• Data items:
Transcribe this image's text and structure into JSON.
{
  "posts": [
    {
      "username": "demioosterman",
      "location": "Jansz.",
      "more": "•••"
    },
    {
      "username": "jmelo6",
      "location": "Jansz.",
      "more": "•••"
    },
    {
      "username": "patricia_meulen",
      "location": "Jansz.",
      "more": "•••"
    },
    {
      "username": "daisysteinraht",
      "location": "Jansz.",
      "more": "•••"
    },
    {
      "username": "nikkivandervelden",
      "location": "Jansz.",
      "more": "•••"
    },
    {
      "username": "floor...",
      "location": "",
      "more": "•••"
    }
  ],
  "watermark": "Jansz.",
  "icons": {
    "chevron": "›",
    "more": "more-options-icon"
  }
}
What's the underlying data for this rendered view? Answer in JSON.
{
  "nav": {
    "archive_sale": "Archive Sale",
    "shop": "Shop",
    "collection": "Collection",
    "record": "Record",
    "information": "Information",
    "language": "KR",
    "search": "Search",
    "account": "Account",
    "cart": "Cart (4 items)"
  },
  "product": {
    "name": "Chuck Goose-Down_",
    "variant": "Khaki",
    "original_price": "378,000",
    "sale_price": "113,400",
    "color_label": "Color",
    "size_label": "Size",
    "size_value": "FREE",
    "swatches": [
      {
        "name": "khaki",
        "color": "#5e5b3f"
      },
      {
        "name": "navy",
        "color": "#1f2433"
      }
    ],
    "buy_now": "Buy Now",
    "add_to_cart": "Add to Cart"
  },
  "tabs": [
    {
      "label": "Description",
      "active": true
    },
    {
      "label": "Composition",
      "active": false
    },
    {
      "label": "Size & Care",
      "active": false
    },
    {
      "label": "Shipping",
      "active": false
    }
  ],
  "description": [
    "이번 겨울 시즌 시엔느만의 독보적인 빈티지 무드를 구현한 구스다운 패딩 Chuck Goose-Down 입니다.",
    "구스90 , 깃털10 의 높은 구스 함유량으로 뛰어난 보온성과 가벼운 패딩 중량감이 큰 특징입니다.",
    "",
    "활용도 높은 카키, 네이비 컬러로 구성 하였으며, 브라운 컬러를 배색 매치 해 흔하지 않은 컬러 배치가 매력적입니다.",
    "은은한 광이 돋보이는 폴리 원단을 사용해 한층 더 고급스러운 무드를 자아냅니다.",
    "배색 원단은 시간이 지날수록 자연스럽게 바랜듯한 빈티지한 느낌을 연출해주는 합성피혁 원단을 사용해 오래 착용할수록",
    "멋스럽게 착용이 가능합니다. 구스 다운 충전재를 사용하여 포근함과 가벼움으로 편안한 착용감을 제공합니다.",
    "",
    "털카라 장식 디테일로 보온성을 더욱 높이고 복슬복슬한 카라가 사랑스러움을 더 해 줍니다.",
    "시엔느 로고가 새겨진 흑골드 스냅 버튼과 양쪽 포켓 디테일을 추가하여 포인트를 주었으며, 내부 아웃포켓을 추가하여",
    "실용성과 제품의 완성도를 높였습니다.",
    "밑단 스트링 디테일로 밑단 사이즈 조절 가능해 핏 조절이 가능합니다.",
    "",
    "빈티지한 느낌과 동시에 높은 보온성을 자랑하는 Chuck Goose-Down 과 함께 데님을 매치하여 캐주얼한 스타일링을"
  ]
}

• EXERCISE REQUIREMENTS: In the records above, find each line that holds the word "Cart"; copy all such lines.

• RESPONSE TO THE EXERCISE:
    "cart": "Cart (4 items)"
    "add_to_cart": "Add to Cart"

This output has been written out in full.